* _Data records_:
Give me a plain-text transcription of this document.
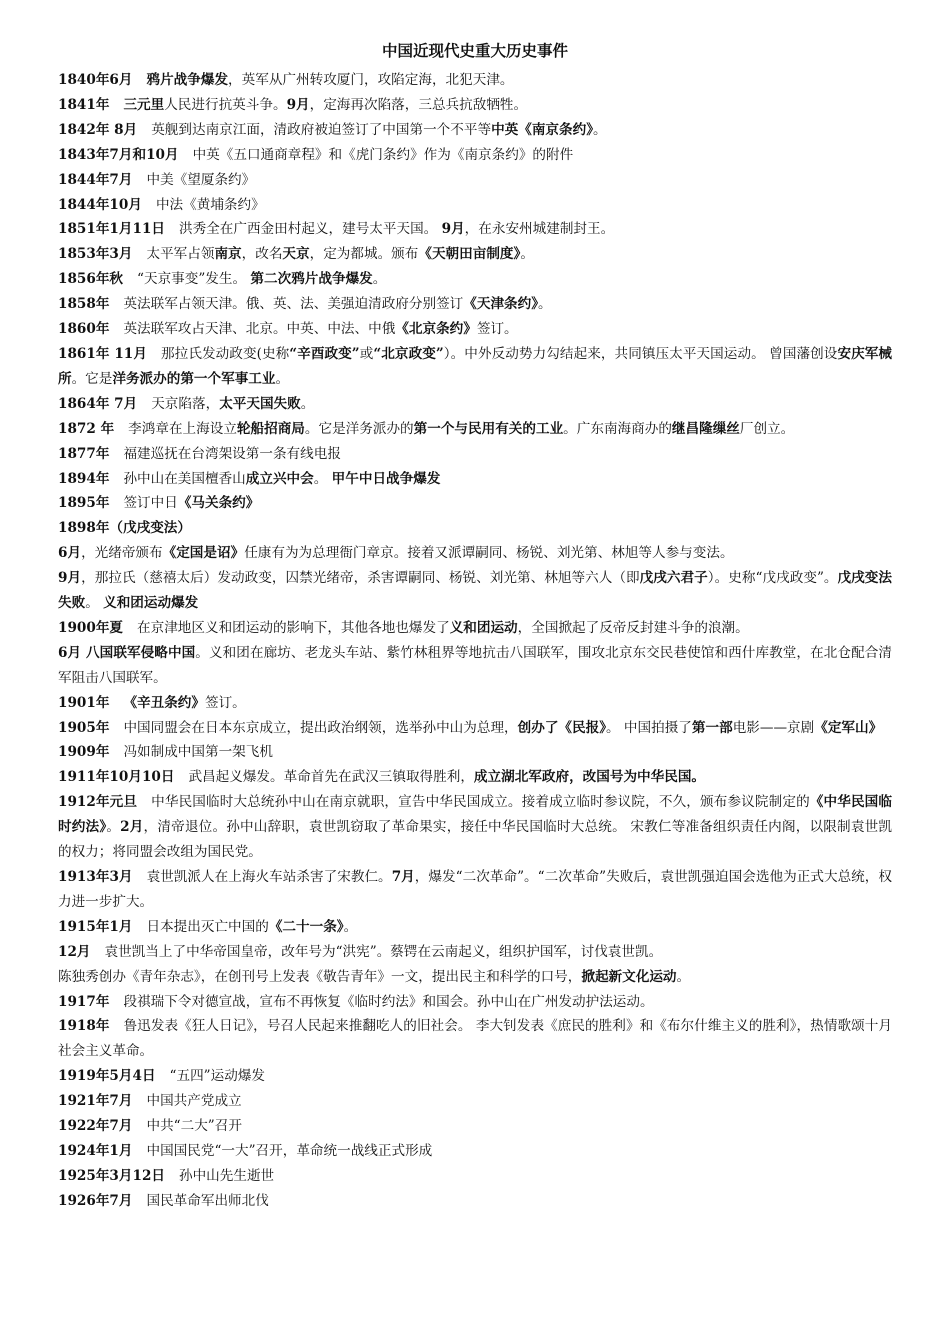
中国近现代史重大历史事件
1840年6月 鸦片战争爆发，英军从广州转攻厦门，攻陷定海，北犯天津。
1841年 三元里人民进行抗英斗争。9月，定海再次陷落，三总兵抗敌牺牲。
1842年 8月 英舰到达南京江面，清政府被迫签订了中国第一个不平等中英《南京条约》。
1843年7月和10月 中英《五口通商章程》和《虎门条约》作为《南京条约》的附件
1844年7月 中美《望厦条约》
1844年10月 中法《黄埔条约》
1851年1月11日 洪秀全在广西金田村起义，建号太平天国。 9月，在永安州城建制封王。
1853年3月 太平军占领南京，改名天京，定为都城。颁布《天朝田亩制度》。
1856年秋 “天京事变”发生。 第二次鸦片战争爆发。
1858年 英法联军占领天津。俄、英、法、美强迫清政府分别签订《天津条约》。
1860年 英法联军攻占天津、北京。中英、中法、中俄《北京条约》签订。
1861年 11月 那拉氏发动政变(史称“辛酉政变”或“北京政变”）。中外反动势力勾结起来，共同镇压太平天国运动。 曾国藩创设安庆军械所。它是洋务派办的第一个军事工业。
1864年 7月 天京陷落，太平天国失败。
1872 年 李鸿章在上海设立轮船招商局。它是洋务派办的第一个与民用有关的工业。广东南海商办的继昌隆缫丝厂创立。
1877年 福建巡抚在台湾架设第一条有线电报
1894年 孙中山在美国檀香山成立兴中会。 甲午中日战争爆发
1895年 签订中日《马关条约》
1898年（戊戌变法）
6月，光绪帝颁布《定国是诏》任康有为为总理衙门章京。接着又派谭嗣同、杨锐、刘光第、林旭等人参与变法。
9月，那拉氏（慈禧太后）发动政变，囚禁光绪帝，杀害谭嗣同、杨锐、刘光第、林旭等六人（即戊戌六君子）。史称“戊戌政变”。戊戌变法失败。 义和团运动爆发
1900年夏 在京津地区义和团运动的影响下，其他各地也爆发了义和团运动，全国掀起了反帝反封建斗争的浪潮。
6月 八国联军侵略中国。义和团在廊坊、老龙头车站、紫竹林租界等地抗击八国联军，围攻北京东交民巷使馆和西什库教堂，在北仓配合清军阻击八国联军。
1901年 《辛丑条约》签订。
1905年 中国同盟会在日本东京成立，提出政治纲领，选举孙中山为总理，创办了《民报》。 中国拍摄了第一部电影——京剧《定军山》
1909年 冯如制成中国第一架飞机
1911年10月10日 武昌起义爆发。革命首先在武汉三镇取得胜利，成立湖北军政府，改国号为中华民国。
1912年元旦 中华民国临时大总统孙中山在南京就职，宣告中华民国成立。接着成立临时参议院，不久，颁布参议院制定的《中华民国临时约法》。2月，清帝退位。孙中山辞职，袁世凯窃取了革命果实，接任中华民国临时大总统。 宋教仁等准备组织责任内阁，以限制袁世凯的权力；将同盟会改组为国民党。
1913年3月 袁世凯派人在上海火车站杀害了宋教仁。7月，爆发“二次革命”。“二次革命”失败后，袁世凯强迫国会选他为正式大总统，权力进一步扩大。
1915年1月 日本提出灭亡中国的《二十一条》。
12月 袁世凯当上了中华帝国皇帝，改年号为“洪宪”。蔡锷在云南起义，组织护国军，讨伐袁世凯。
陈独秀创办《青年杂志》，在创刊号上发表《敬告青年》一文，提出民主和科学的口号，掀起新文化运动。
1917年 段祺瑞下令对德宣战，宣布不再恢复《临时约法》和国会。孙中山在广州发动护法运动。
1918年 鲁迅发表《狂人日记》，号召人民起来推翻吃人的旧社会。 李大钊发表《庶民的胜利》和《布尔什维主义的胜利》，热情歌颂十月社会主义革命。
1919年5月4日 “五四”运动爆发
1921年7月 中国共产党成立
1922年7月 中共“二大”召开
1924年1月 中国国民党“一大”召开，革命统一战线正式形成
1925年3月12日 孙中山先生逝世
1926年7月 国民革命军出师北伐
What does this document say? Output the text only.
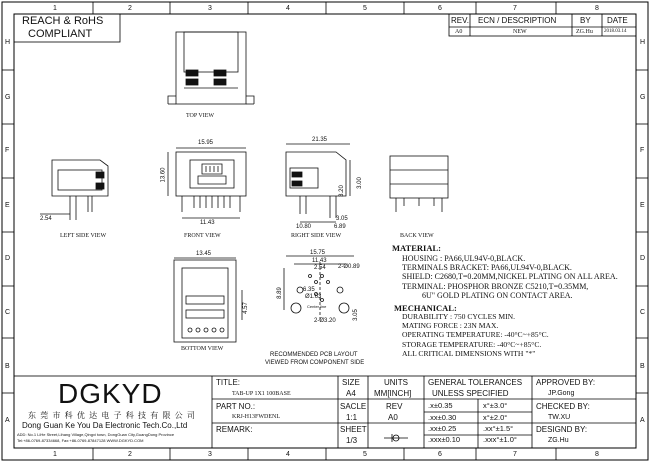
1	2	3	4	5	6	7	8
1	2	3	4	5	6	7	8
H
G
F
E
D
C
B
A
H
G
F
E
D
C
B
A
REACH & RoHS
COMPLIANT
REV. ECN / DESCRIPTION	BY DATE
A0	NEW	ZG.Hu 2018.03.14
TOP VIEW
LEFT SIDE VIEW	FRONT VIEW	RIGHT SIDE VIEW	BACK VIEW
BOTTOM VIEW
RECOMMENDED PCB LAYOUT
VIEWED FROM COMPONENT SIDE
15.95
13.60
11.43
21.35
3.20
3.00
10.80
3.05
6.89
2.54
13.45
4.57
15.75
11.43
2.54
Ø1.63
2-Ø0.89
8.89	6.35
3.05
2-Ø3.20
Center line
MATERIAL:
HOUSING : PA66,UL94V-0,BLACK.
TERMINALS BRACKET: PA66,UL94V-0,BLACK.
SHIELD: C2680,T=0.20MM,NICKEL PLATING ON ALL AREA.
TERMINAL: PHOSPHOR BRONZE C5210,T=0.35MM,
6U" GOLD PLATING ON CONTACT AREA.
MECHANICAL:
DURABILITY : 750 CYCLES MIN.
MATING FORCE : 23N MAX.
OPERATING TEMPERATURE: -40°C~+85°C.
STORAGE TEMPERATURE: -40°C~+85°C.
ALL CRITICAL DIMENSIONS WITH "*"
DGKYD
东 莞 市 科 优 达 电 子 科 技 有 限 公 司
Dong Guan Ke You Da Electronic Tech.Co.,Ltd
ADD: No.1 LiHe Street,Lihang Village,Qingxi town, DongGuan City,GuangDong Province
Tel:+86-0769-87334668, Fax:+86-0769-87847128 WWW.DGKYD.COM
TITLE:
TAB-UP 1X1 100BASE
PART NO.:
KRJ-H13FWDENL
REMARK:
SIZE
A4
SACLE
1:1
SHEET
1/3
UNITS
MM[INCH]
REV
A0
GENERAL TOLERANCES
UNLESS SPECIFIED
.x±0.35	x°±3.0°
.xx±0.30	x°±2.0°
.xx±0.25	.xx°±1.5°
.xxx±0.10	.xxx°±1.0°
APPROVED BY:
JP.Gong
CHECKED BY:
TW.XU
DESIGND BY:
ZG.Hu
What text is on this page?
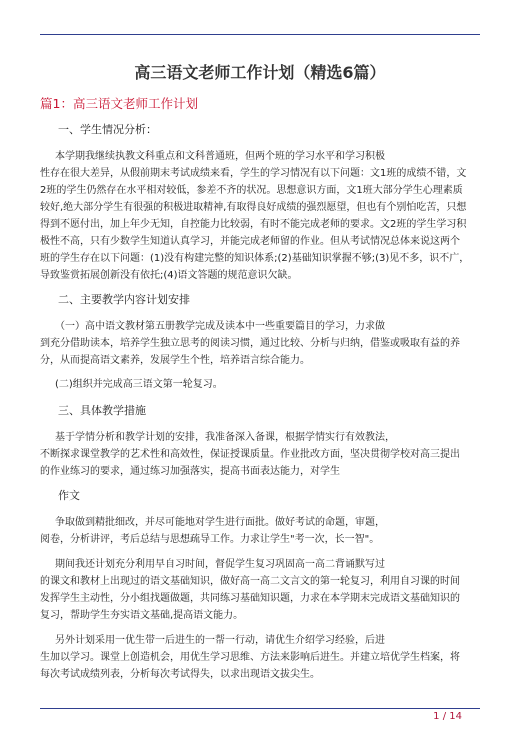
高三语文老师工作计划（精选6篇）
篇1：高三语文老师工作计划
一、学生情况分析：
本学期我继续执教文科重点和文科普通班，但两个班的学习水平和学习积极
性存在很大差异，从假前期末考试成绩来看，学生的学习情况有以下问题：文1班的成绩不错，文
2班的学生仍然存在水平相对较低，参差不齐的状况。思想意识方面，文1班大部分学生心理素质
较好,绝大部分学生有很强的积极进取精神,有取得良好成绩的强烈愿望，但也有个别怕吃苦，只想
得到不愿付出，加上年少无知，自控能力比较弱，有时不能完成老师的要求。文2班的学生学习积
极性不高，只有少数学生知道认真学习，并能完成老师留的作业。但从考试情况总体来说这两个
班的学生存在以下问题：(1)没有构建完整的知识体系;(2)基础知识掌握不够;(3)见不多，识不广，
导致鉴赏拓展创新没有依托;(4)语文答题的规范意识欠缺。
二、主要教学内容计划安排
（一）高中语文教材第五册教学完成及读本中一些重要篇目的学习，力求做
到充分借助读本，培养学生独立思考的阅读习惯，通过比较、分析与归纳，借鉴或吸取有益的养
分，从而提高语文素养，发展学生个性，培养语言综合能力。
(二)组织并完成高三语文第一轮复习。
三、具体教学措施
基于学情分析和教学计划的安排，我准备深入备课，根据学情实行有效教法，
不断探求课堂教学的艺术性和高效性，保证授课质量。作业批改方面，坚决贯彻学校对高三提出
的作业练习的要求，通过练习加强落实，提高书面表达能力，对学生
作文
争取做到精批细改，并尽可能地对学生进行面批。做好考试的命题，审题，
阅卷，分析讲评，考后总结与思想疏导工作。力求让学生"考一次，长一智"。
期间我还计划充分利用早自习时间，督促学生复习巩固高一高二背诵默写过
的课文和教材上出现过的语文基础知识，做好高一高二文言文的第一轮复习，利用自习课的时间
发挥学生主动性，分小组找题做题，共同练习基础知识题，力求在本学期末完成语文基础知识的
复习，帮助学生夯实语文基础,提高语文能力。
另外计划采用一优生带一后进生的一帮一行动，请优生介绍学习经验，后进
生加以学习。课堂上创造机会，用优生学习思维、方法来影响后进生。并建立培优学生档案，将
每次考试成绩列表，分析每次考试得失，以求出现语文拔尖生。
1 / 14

* _TASK BRIEF_: Where a line of the material above holds the string "南京条约", copy that line.

* _ANSWER TO THIS EXERCISE_:
1842年 8月 英舰到达南京江面，清政府被迫签订了中国第一个不平等中英《南京条约》。
1843年7月和10月 中英《五口通商章程》和《虎门条约》作为《南京条约》的附件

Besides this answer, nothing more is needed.